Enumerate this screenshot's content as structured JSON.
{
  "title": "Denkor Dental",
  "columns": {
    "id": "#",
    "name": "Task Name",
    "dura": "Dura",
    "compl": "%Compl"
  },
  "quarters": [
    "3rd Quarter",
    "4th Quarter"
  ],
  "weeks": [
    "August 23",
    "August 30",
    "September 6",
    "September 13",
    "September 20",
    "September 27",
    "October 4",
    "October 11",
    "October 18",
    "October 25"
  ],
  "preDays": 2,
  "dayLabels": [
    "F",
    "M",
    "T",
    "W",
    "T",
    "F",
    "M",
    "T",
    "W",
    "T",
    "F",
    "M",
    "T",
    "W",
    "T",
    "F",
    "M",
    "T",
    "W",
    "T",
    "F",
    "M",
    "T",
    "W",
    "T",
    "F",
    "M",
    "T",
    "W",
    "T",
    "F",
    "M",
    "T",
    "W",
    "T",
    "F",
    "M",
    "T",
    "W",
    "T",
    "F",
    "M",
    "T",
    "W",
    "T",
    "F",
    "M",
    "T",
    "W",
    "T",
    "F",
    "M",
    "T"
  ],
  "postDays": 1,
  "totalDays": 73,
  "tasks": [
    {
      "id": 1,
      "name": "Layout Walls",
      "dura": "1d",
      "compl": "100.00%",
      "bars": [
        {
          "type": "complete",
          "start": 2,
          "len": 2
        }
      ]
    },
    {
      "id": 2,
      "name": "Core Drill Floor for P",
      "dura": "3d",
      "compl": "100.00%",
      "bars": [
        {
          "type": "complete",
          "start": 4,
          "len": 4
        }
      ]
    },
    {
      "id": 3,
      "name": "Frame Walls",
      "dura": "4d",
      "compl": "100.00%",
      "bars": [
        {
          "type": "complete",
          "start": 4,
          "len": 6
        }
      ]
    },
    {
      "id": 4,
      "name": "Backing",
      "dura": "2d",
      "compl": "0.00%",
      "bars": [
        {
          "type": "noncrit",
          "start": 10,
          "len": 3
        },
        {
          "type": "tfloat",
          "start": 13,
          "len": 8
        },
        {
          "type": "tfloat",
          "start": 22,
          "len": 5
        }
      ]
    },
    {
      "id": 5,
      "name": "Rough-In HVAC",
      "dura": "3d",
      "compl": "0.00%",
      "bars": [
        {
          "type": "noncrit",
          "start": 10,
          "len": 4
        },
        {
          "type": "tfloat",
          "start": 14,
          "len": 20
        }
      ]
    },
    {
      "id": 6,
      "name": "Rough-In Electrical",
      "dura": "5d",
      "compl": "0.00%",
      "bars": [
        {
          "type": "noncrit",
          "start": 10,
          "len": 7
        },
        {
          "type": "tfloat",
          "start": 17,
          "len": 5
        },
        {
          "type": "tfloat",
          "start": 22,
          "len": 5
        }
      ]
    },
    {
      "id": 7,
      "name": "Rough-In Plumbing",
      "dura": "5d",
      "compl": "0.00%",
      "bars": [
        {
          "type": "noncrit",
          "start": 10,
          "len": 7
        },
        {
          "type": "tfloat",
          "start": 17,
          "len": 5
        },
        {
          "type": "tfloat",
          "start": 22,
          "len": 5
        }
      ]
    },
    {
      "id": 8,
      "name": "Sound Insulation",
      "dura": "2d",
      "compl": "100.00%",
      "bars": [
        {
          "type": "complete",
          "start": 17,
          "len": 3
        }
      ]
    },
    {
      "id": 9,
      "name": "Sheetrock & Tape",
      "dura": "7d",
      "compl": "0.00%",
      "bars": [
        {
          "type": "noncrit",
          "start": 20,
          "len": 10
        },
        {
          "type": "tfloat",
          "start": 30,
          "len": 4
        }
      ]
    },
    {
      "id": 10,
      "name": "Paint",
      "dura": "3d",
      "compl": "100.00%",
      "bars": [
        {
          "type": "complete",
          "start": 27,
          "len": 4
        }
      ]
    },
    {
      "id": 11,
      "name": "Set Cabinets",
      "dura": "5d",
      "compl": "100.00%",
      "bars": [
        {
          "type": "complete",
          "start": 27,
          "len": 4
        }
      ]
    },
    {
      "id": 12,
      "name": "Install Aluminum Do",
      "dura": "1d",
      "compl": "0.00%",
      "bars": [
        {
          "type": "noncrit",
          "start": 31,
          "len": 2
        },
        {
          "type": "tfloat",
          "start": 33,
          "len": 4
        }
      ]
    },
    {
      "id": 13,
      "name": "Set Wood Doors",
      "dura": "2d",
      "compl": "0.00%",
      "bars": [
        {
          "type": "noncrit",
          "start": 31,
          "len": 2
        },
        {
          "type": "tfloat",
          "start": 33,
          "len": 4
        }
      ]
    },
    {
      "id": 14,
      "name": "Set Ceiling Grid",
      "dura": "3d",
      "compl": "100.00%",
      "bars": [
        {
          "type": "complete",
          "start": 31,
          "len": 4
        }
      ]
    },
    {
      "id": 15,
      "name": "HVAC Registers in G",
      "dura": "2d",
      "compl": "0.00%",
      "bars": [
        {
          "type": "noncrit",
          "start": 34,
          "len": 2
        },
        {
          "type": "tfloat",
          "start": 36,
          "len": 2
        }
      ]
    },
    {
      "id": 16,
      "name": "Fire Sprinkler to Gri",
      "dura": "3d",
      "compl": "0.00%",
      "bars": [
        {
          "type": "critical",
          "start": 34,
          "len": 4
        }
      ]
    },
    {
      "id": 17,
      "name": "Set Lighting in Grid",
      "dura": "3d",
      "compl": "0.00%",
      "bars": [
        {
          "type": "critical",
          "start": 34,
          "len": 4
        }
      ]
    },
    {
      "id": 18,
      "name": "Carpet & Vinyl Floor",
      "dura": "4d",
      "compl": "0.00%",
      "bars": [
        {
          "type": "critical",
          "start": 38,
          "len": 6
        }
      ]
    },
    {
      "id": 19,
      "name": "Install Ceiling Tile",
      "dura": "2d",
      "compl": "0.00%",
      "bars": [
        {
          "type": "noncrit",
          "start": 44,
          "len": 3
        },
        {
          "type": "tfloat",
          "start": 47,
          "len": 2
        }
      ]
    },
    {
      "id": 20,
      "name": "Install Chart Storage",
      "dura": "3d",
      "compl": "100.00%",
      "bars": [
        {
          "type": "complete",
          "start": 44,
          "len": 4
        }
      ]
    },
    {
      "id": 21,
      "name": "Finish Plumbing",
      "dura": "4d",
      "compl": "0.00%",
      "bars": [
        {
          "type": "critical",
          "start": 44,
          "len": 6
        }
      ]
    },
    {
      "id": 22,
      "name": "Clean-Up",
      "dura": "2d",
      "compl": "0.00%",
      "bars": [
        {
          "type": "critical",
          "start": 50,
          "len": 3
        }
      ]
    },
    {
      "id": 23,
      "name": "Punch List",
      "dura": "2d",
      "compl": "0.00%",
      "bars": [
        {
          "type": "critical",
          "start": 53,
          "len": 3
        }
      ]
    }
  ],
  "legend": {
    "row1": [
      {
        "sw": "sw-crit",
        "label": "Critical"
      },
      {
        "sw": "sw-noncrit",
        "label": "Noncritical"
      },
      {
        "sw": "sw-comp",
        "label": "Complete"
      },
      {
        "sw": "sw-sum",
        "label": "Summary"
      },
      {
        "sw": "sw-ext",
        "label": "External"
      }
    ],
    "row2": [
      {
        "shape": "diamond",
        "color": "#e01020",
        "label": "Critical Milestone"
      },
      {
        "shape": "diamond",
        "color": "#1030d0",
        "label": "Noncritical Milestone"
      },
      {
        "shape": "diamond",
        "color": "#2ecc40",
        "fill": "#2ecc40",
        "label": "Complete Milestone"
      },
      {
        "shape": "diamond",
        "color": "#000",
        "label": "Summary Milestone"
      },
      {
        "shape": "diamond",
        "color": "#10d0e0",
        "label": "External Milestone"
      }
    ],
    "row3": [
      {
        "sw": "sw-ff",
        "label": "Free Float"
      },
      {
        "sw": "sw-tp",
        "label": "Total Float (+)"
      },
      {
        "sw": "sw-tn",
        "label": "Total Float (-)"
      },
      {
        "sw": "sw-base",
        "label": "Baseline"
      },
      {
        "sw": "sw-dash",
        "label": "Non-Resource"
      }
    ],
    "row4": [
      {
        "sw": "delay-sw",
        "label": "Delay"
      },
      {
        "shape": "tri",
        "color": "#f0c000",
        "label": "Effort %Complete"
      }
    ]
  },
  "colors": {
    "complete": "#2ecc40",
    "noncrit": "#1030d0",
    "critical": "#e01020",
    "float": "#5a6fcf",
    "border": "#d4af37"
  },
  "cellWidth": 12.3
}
· · · · · · ·
Copy out every line holding the string "Floor".

**Solution to the problem:**
      "name": "Core Drill Floor for P",
      "name": "Carpet & Vinyl Floor",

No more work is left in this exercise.